== THE DATA ==
%%

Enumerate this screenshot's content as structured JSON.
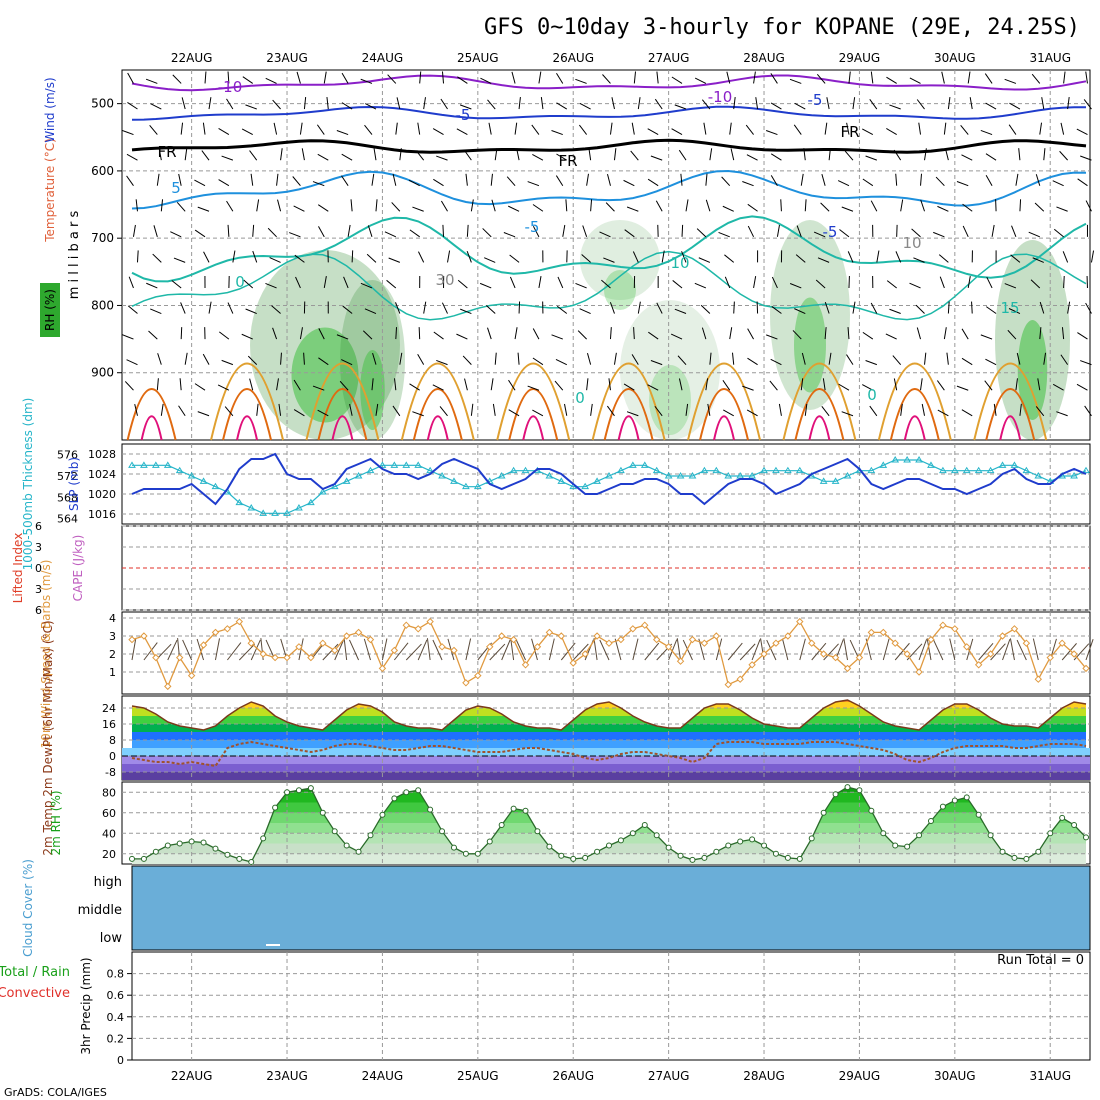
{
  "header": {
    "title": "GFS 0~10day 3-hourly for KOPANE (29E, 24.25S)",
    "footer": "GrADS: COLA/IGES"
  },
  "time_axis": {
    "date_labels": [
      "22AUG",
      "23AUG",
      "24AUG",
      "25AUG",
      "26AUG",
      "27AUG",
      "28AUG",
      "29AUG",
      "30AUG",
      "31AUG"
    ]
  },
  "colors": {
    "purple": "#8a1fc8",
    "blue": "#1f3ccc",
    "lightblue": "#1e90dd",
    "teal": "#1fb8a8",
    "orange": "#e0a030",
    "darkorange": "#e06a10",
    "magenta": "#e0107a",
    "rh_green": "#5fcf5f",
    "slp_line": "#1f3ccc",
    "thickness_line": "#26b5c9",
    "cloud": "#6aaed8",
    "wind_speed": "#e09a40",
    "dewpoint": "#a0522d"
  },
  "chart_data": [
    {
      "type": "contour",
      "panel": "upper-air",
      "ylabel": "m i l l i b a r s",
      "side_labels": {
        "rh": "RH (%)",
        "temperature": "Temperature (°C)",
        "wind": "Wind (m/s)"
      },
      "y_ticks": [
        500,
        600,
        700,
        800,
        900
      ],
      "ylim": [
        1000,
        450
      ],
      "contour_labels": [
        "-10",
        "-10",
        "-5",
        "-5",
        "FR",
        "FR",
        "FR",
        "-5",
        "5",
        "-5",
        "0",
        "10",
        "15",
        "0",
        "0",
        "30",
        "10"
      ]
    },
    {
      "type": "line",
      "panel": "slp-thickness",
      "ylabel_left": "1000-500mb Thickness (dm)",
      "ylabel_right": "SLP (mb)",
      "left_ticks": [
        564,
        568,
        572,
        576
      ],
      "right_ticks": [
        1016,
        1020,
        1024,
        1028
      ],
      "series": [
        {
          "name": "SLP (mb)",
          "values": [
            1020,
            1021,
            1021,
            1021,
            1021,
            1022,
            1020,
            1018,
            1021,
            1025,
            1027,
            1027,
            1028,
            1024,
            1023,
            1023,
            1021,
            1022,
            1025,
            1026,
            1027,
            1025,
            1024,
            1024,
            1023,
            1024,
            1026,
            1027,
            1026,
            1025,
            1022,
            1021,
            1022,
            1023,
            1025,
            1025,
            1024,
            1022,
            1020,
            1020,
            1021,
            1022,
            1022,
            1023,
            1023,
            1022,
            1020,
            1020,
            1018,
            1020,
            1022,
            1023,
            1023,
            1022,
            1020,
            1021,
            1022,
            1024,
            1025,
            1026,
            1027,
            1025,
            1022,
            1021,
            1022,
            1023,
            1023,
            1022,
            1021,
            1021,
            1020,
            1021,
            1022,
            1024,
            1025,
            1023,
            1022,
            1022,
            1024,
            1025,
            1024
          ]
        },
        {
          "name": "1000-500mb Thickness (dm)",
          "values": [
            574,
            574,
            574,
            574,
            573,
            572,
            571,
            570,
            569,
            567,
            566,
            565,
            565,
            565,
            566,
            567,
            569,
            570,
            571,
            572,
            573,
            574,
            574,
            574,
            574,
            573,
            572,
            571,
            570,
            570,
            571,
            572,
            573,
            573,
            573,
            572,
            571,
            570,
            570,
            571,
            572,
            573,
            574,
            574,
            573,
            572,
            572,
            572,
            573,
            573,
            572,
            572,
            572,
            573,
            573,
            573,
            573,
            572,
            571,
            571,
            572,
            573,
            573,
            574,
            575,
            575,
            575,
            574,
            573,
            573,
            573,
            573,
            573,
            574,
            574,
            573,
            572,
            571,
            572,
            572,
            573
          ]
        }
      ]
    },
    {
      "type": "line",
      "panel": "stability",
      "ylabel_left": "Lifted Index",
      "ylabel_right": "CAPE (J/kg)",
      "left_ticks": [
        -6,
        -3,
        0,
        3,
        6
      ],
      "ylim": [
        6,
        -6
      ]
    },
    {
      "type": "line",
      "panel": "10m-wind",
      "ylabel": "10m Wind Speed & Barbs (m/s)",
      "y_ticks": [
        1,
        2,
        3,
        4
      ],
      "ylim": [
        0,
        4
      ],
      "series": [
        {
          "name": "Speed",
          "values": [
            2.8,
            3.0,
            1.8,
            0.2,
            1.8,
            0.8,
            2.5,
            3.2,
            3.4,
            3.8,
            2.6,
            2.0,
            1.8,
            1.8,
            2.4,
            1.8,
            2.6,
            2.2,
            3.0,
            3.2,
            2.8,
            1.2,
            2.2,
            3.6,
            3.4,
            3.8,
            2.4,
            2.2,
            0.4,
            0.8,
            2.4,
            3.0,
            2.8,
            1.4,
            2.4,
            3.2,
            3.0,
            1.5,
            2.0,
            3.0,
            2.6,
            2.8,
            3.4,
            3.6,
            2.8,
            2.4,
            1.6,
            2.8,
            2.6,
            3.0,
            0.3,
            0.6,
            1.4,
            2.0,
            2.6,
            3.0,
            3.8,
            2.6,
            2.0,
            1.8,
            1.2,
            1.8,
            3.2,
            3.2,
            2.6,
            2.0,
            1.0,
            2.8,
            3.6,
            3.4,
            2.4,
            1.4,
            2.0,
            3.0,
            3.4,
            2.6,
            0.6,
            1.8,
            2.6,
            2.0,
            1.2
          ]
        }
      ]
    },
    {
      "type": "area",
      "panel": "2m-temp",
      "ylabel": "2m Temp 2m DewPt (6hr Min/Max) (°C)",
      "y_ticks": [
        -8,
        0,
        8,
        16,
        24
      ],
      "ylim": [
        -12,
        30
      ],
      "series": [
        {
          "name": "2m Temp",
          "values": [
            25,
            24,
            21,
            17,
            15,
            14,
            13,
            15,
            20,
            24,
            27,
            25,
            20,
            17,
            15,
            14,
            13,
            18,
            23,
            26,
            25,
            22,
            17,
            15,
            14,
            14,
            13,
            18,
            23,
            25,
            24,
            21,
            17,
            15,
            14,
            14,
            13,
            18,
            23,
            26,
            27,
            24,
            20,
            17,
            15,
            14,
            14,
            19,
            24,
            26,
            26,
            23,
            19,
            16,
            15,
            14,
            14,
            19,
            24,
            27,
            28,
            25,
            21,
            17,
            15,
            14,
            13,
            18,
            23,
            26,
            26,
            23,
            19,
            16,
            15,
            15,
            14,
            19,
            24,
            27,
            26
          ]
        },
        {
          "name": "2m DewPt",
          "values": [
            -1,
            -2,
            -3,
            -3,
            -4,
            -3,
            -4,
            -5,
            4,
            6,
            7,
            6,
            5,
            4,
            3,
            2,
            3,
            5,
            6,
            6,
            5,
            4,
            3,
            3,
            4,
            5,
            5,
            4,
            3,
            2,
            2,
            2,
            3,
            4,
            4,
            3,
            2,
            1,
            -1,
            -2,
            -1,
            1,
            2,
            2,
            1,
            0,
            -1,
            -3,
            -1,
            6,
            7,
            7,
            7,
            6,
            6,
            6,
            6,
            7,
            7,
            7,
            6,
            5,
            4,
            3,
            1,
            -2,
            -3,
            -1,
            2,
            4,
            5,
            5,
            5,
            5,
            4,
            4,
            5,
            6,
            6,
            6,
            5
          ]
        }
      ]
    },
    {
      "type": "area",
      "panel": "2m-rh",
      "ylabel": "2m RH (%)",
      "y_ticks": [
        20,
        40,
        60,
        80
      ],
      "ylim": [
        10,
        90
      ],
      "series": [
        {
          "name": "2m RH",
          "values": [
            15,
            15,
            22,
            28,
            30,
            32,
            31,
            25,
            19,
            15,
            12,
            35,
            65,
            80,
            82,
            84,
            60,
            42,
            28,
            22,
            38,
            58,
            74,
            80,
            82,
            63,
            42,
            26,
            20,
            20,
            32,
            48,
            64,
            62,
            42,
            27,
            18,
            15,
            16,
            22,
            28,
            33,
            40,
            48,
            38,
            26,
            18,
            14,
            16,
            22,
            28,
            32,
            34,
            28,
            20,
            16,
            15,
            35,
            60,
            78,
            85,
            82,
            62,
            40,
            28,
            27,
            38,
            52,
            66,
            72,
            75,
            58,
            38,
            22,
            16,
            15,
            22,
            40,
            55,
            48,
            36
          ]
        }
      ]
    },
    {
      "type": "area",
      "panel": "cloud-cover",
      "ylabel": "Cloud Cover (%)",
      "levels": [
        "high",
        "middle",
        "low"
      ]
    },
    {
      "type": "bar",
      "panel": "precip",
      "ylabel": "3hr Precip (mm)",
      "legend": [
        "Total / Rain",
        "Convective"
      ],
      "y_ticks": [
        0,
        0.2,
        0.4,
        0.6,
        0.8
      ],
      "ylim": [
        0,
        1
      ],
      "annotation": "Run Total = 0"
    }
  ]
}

%%

== PROBLEM REQUIREMENTS ==
From the data, collect all lines where the string "DewPt" appears.

== ANSWER FOR THE TASK ==
      "ylabel": "2m Temp 2m DewPt (6hr Min/Max) (°C)",
          "name": "2m DewPt",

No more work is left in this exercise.